▸ Work instructions:
Your copy of the material below should match it exactly, except that it holds no pictures.

--- --- ---

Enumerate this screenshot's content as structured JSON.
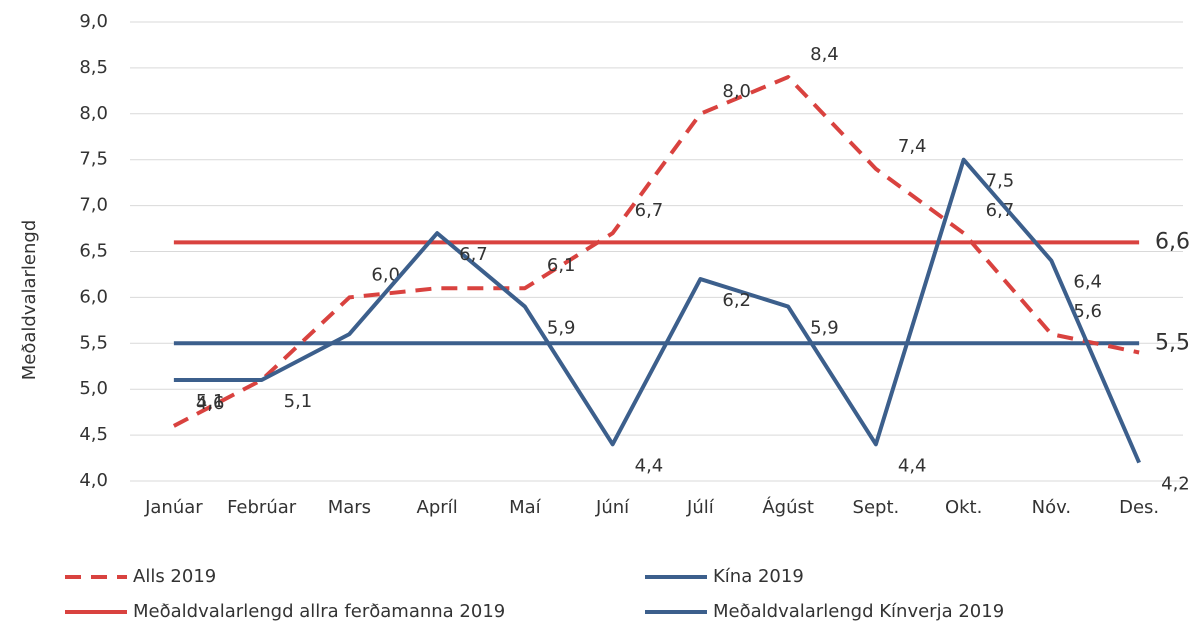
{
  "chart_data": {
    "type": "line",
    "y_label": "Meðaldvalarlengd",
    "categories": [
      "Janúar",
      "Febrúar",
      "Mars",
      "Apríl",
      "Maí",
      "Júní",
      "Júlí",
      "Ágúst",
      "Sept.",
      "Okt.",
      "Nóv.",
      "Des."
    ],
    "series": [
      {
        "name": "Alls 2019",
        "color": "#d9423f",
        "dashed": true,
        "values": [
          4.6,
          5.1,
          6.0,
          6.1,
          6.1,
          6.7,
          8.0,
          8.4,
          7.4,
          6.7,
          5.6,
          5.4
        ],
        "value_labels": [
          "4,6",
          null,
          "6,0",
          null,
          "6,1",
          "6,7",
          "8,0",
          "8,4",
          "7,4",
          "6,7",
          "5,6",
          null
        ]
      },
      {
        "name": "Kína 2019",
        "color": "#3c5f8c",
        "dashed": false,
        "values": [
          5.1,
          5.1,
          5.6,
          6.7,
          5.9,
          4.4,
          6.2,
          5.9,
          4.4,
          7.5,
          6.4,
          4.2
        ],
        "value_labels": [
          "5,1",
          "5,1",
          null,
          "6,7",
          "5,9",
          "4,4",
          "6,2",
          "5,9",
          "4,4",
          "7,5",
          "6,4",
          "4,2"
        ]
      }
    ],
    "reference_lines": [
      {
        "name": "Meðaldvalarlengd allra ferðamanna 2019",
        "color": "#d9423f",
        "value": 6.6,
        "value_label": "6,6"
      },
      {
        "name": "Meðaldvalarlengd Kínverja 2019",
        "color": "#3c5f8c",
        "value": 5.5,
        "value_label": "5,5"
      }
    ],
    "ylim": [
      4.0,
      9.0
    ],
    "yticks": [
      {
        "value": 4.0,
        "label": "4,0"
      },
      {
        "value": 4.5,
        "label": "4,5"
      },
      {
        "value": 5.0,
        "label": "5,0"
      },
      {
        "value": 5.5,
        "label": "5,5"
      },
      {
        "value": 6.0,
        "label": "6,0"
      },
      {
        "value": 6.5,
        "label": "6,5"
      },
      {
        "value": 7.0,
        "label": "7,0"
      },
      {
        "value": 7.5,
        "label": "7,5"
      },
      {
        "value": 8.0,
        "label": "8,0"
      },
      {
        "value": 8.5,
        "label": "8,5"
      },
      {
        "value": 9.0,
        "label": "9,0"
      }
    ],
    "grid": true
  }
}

--- --- ---

▸ Task result:
Enumerate this screenshot's content as structured JSON.
{
  "chart_data": {
    "type": "line",
    "y_label": "Meðaldvalarlengd",
    "categories": [
      "Janúar",
      "Febrúar",
      "Mars",
      "Apríl",
      "Maí",
      "Júní",
      "Júlí",
      "Ágúst",
      "Sept.",
      "Okt.",
      "Nóv.",
      "Des."
    ],
    "series": [
      {
        "name": "Alls 2019",
        "color": "#d9423f",
        "dashed": true,
        "values": [
          4.6,
          5.1,
          6.0,
          6.1,
          6.1,
          6.7,
          8.0,
          8.4,
          7.4,
          6.7,
          5.6,
          5.4
        ],
        "value_labels": [
          "4,6",
          null,
          "6,0",
          null,
          "6,1",
          "6,7",
          "8,0",
          "8,4",
          "7,4",
          "6,7",
          "5,6",
          null
        ]
      },
      {
        "name": "Kína 2019",
        "color": "#3c5f8c",
        "dashed": false,
        "values": [
          5.1,
          5.1,
          5.6,
          6.7,
          5.9,
          4.4,
          6.2,
          5.9,
          4.4,
          7.5,
          6.4,
          4.2
        ],
        "value_labels": [
          "5,1",
          "5,1",
          null,
          "6,7",
          "5,9",
          "4,4",
          "6,2",
          "5,9",
          "4,4",
          "7,5",
          "6,4",
          "4,2"
        ]
      }
    ],
    "reference_lines": [
      {
        "name": "Meðaldvalarlengd allra ferðamanna 2019",
        "color": "#d9423f",
        "value": 6.6,
        "value_label": "6,6"
      },
      {
        "name": "Meðaldvalarlengd Kínverja 2019",
        "color": "#3c5f8c",
        "value": 5.5,
        "value_label": "5,5"
      }
    ],
    "ylim": [
      4.0,
      9.0
    ],
    "yticks": [
      {
        "value": 4.0,
        "label": "4,0"
      },
      {
        "value": 4.5,
        "label": "4,5"
      },
      {
        "value": 5.0,
        "label": "5,0"
      },
      {
        "value": 5.5,
        "label": "5,5"
      },
      {
        "value": 6.0,
        "label": "6,0"
      },
      {
        "value": 6.5,
        "label": "6,5"
      },
      {
        "value": 7.0,
        "label": "7,0"
      },
      {
        "value": 7.5,
        "label": "7,5"
      },
      {
        "value": 8.0,
        "label": "8,0"
      },
      {
        "value": 8.5,
        "label": "8,5"
      },
      {
        "value": 9.0,
        "label": "9,0"
      }
    ],
    "grid": true
  }
}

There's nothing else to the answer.